Stated problem: Find and copy every line in the records that includes the string "JSON".
==== The input
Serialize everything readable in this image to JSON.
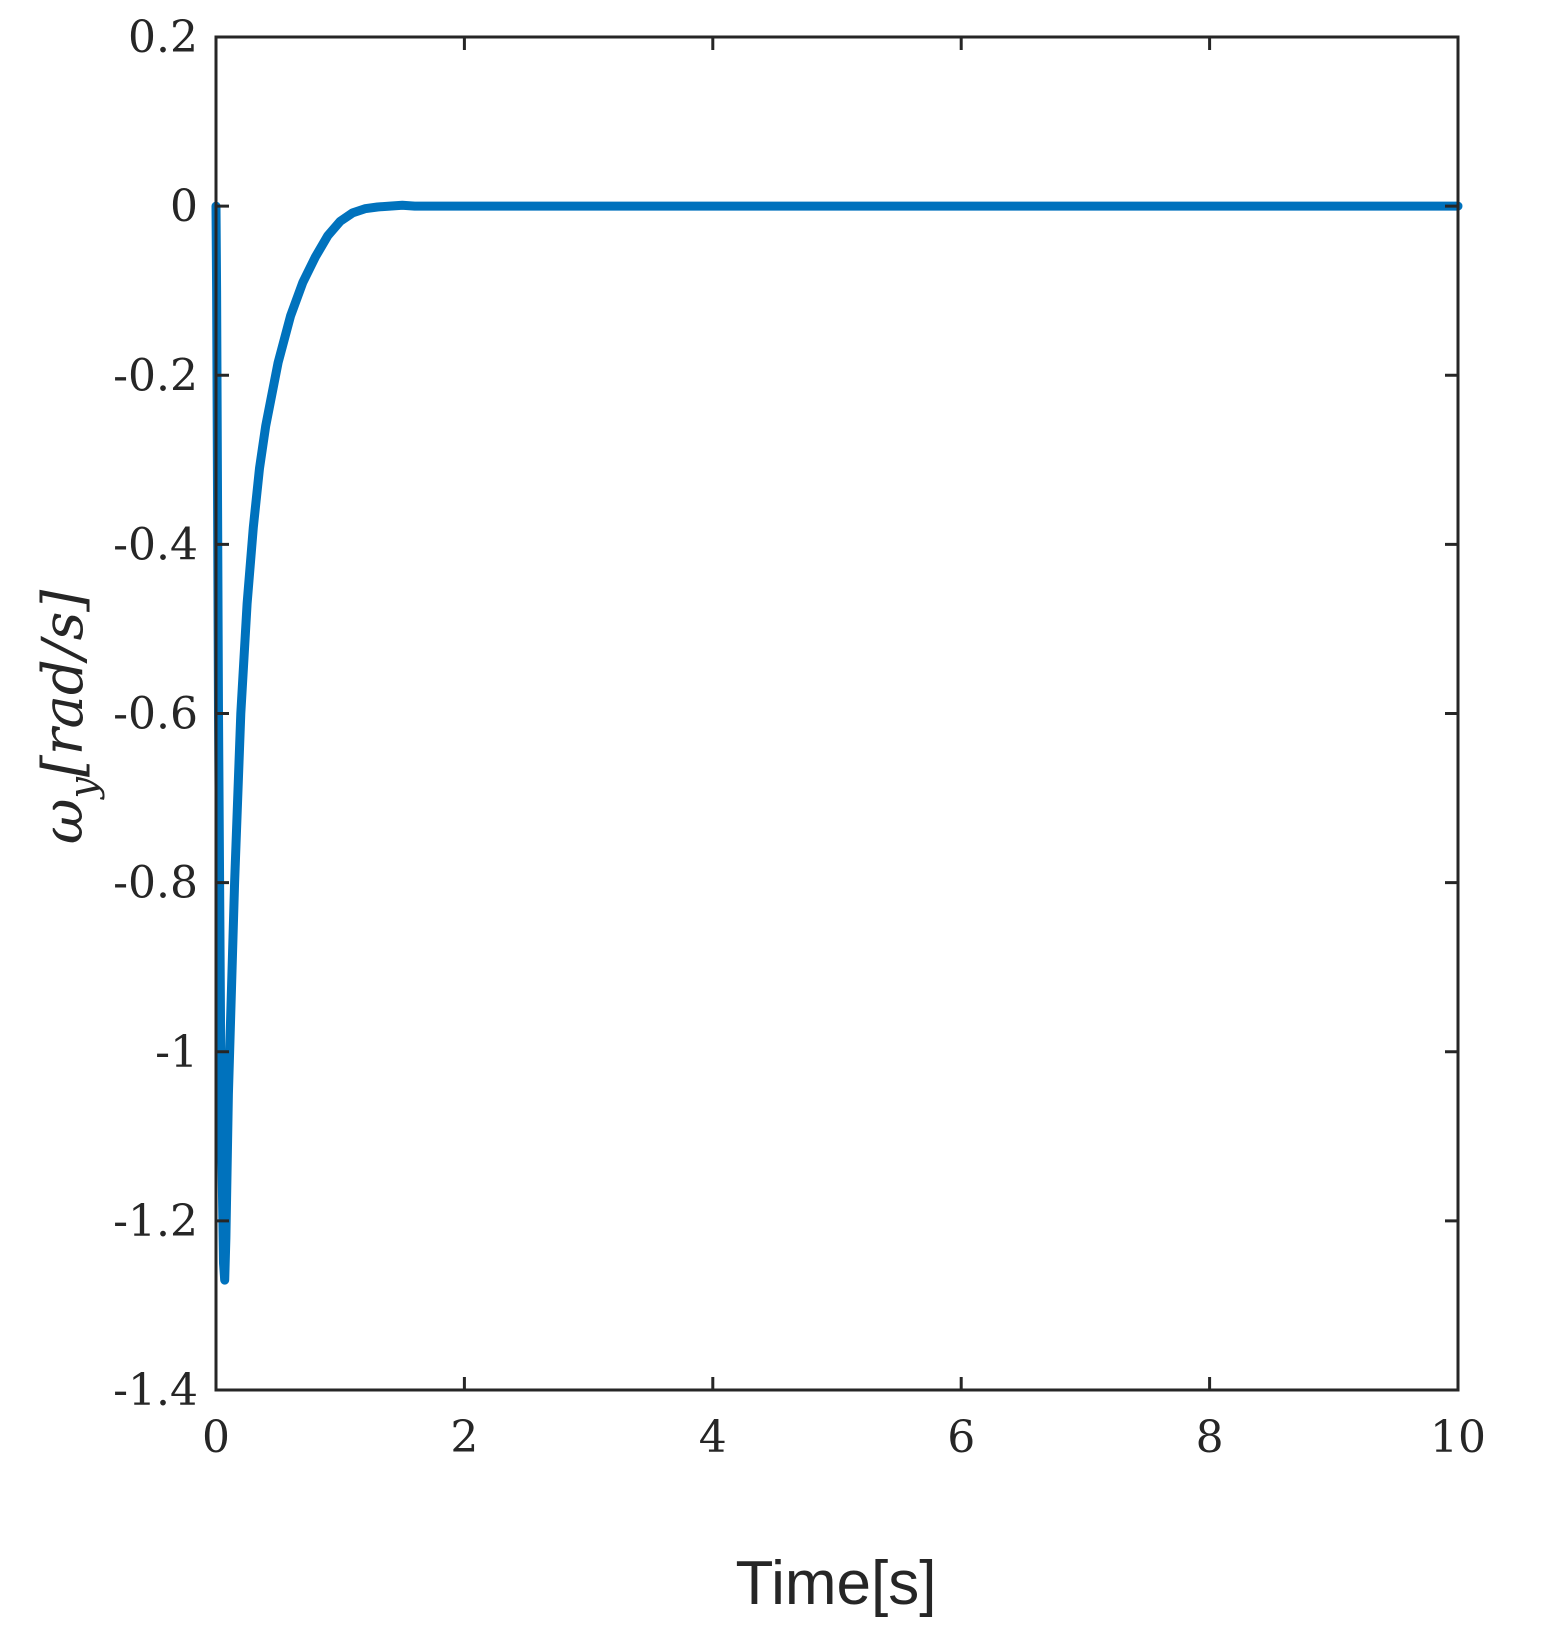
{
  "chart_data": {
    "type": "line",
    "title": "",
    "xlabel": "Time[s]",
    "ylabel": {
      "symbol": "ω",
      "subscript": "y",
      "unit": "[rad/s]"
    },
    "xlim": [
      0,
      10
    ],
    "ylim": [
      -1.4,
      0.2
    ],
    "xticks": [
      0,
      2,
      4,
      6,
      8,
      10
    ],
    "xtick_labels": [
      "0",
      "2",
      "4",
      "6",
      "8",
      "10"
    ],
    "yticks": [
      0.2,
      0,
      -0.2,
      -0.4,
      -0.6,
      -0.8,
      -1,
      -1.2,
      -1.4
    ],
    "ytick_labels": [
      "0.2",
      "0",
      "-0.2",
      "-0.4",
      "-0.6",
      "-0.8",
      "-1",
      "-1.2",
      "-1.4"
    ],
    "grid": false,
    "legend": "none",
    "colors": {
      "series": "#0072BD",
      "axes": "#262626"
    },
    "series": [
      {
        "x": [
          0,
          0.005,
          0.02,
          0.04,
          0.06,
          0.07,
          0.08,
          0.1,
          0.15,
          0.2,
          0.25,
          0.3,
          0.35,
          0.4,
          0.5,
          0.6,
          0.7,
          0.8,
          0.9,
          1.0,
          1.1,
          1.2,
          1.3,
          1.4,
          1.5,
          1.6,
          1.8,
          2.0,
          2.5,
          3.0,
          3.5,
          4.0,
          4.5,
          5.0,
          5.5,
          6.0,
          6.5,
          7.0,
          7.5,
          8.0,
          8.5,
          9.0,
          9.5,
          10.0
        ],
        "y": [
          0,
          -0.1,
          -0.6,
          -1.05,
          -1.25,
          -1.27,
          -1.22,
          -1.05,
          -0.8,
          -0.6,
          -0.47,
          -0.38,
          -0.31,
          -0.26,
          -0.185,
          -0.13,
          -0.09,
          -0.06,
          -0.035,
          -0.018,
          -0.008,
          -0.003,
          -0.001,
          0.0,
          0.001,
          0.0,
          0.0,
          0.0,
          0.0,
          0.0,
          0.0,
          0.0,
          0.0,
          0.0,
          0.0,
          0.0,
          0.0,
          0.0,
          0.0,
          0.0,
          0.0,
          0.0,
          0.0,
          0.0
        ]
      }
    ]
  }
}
========
==== The input
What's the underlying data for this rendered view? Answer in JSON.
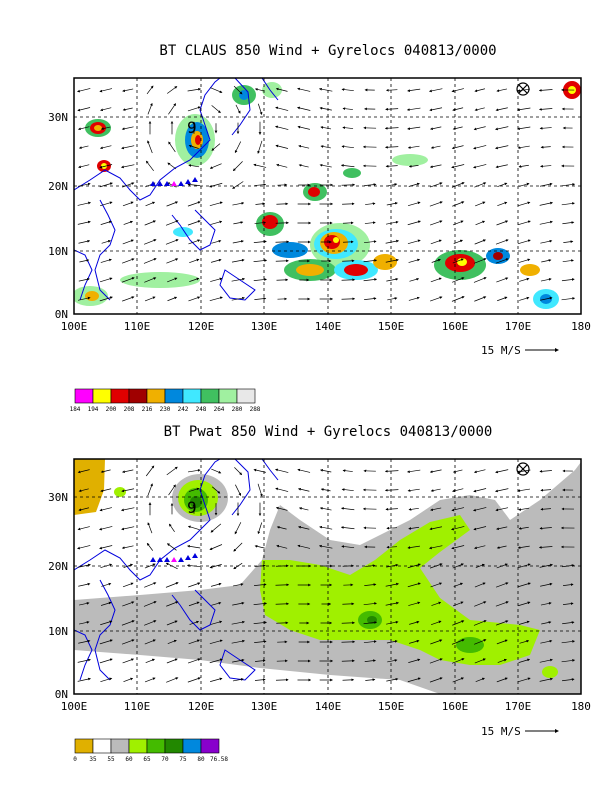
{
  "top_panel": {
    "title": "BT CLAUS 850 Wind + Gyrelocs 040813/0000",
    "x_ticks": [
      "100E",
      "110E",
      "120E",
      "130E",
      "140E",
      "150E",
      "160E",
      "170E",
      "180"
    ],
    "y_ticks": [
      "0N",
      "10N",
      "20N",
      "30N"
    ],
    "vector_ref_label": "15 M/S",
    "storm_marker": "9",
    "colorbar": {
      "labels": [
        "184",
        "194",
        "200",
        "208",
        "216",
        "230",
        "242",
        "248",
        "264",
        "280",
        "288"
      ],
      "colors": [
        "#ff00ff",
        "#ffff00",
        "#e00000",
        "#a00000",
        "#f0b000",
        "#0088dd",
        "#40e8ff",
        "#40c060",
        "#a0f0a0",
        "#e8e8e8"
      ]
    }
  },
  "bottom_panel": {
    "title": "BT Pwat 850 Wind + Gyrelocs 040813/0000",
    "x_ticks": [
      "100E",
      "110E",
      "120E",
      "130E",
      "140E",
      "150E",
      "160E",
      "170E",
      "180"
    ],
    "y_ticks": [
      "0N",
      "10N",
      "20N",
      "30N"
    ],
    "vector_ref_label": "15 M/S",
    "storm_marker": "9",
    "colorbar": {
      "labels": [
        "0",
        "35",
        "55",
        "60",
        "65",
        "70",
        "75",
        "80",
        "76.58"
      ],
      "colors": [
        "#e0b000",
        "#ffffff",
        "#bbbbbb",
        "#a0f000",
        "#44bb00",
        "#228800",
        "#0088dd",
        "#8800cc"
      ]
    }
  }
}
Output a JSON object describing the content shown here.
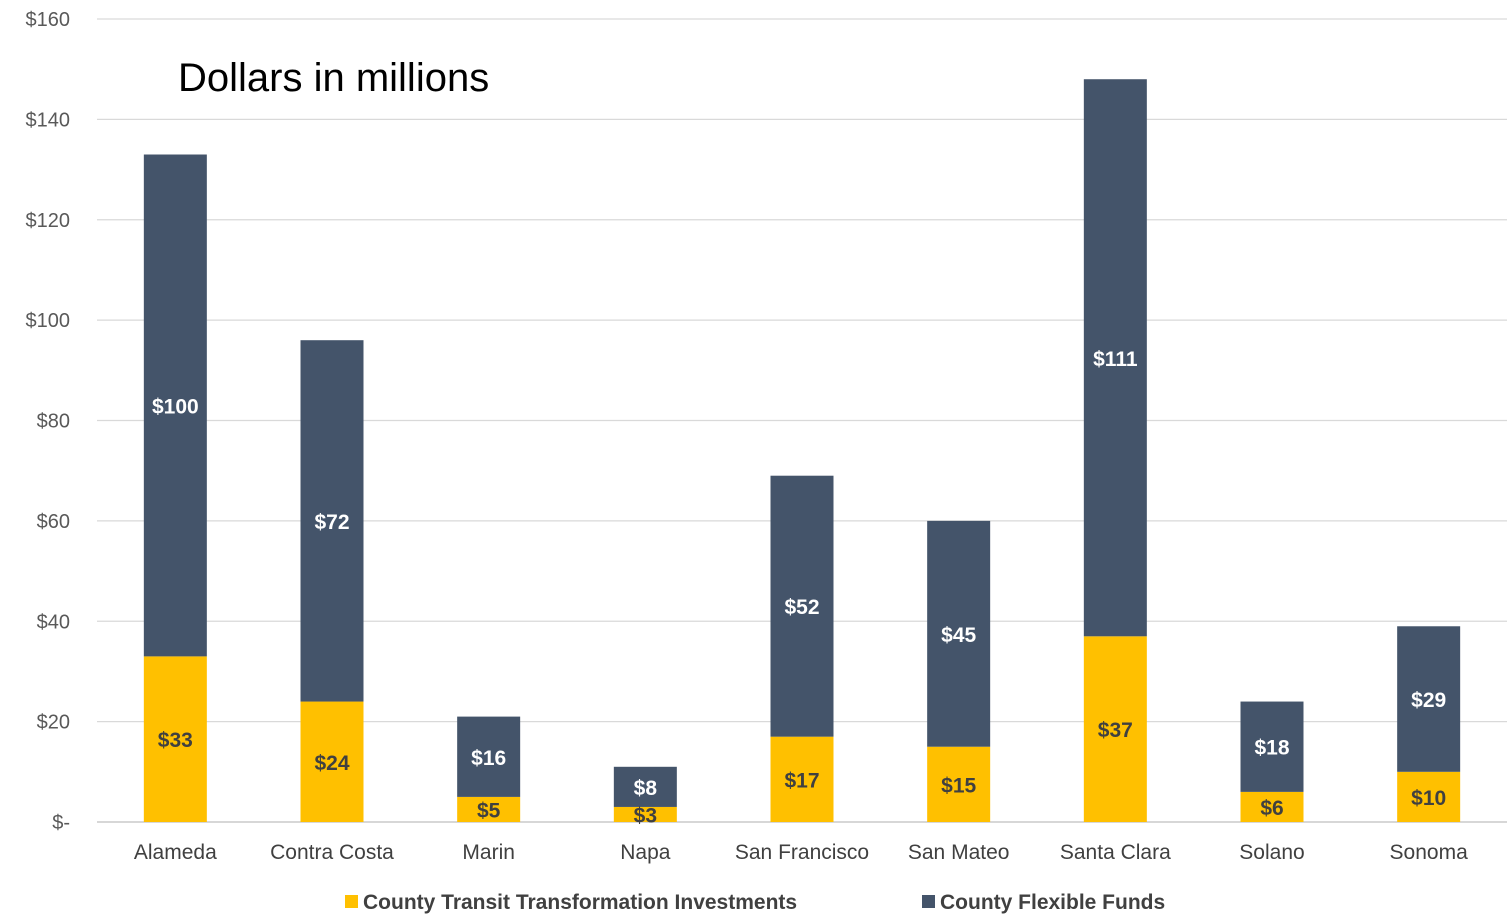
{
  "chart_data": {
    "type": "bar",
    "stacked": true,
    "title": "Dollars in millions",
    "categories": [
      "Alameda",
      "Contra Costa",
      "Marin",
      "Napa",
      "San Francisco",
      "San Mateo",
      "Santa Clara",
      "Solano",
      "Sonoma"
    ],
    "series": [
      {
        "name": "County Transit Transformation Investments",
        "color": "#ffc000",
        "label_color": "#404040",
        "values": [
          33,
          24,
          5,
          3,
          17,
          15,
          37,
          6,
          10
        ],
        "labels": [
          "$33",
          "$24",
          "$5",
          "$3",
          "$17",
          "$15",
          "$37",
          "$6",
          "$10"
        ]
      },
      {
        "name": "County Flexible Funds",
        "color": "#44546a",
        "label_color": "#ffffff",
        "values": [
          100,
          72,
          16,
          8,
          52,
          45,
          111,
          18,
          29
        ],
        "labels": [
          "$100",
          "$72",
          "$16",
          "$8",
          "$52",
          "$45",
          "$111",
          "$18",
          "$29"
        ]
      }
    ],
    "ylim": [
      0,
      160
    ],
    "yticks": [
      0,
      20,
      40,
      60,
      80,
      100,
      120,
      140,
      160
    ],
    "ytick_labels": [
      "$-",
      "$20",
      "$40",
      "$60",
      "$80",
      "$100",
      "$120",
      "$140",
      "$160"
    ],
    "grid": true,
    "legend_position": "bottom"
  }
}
========
The reply:
Serialize everything readable in this image to JSON.
What's the underlying data for this rendered view? Answer in JSON.
Output a JSON object describing the content shown here.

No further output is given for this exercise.